DOKUMENT ŹRÓDŁOWY:
☆ ☆ ☆

Kewin Komar

i

Autor: Grzegorz Wajda/REPORTER Kewin Komar

Sport

Bójka z udziałem Kewina Komara. "Całej tej historii z kibolami i maczetami nie było"

2023-08-29 14:58

Kewin Komar, bramkarz MKS-u Puszcza Niepołomice doznał obrażeń w wyniku bójki podczas festynu w Wiśniczu Małym. Z początku o całe zajście oskarżono pseudokibiców Wisły Kraków, którzy mieli pobić piłkarza w ramach rewanżu za porażkę w meczach barażowych. Jak się okazało, takiej wersji wydarzeń zaprzeczyła małopolska policja. Co wydarzyło się w Wiśniczu Małym?

Spis treści

  1. Bójka z udziałem Kewina Komara. Co wydarzyło się w Wiśniczu Małym?
  2. Awantura w Wiśniczu Małym. Co wiemy o bójce z udziałem Kewina Komara?
  3. Kibice Wisły Kraków oburzeni. Mocne oświadczenie Jarosława Królewskiego

Bójka z udziałem Kewina Komara. Co wydarzyło się w Wiśniczu Małym?

☆ ☆ ☆

[Zapisane wpisy danych]
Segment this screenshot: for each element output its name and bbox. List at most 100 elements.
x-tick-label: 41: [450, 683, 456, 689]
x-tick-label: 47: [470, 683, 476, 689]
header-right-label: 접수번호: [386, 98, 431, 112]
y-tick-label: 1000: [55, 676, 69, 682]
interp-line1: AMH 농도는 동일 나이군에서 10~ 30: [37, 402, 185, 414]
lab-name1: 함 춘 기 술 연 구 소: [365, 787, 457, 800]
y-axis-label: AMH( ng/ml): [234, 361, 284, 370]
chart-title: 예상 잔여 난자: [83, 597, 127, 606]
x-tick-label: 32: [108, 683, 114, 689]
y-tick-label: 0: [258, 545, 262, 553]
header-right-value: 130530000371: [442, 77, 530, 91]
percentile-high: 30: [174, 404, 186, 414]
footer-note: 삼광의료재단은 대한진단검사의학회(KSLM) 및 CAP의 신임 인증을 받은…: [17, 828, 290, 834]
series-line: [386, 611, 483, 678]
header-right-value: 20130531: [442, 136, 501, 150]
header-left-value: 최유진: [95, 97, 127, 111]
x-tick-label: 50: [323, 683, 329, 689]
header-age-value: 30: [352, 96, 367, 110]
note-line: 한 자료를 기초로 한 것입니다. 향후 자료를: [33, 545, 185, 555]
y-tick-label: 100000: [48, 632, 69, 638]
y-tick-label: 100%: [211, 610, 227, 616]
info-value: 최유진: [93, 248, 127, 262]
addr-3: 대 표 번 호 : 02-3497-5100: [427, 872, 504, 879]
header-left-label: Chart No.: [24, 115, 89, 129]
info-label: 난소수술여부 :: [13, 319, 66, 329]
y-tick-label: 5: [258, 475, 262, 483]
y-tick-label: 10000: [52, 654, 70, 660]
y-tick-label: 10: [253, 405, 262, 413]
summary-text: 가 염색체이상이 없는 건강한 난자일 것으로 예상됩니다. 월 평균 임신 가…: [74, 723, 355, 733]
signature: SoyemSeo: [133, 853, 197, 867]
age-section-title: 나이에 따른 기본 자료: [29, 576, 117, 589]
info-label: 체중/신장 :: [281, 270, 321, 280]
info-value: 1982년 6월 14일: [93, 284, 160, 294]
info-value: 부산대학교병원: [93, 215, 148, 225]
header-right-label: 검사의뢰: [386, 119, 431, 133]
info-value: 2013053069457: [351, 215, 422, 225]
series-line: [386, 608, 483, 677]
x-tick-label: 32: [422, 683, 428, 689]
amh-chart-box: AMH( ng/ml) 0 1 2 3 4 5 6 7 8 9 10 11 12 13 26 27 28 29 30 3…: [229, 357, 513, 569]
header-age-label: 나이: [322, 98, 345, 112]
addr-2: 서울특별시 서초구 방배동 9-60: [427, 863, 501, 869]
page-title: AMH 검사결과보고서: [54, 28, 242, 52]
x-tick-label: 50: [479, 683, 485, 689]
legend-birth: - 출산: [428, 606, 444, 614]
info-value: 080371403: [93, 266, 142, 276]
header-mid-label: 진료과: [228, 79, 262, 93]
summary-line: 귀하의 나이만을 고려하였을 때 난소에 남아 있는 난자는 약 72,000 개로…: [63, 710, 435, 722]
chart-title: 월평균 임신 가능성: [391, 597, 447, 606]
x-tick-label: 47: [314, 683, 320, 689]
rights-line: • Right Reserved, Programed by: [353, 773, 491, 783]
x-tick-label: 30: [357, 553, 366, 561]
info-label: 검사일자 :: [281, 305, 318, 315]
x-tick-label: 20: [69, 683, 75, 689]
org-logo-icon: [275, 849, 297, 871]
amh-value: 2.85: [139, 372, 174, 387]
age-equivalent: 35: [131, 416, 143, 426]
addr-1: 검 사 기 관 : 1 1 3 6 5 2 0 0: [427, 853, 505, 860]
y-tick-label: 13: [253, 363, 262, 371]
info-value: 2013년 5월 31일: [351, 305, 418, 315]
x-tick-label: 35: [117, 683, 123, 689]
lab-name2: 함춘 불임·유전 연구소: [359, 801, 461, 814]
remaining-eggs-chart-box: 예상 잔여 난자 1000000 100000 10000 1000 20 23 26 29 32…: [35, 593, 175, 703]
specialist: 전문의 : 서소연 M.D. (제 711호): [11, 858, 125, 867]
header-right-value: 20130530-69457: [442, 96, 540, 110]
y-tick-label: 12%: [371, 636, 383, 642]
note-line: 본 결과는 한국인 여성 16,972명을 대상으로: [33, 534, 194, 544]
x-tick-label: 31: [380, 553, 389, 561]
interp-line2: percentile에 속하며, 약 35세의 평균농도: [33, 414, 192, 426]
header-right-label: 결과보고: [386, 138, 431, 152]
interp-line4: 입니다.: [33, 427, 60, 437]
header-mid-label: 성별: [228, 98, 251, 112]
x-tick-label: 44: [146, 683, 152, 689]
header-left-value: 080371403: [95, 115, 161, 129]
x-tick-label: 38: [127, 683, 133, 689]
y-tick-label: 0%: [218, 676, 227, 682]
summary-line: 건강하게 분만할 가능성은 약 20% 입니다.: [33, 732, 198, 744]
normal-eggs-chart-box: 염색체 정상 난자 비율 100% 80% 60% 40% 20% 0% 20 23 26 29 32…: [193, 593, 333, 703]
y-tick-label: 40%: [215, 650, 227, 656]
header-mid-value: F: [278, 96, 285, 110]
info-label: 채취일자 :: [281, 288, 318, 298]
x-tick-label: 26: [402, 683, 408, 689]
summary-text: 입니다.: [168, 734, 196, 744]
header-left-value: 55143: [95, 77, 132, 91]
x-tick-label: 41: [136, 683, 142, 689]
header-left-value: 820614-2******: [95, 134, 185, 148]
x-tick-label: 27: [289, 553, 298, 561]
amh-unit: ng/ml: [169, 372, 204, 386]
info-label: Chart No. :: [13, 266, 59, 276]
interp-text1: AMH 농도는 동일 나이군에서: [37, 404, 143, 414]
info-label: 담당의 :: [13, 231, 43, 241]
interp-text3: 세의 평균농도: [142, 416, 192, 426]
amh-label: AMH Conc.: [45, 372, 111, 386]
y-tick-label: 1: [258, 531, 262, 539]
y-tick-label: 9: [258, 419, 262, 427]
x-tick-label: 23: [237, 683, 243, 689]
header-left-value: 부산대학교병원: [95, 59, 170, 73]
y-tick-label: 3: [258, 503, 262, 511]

☆ ☆ ☆

ZADANIA PISEMNE:
A. Sprawdź, czy stwierdzenia (i) „Kewin Komar jest bramkarzem MKS-u Puszcza Niepołomice”, (ii) „Małopolska policja potwierdziła, że piłkarza pobili pseudokibice Wisły Kraków” oraz (iii) „Do bójki doszło podczas festynu w Wiśniczu Małym” są zgodne z dokumentem źródłowym o bójce w Wiśniczu Małym. Przy każdym odpowiedz „tak” lub „nie” i przytocz rozstrzygający fragment dokumentu.
B. Rozwiń dokument źródłowy o bójce w Wiśniczu Małym, pisząc tekst, który następuje bezpośrednio po jego ostatnim śródtytule.
Wiersze nie są potrzebne do pracy z dokumentem źródłowym.

ODPOWIEDZI DO ZADAŃ:
A.
(i) Tak: „Kewin Komar, bramkarz MKS-u Puszcza Niepołomice”.
(ii) Nie: „takiej wersji wydarzeń zaprzeczyła małopolska policja”.
(iii) Tak: „doznał obrażeń w wyniku bójki podczas festynu w Wiśniczu Małym”.

B.
Bójka, do jakiej doszło podczas festynu w Wiśniczu Małym między nieznanymi sprawcami a Kewinem Komarem – bramkarzem Puszczy Niepołomice wywołała w świecie sportu ogromne oburzenie. Jak poinformowała małopolska policja, zdarzenie nie miało podłoża kibicowskiego, jednak w wyniku całego zajścia mocno ucierpiał wizerunek Wisły Kraków, którą oskarżano m.in. o bagatelizowanie problemu z pseudokibicami. Skontaktowaliśmy się w tej sprawie z Puszczą Niepołomice oraz ze świadkiem wspomnianego zdarzenia.

Napisaliśmy, że Puszcza Niepołomice stanowczo potępia wszelkie agresywne zachowania. Odnieśliśmy się również do tego, że Kewin został otoczony przez klub opieką medyczną jak i prawną. Skrupulatnie analizujemy całe zajście. Sprawą zajmuje się policja i prawnicy klubu, więc zostawiamy ją tym instytucjom – poinformowała rzecznik prasowa klubu Aleksandra Sępek.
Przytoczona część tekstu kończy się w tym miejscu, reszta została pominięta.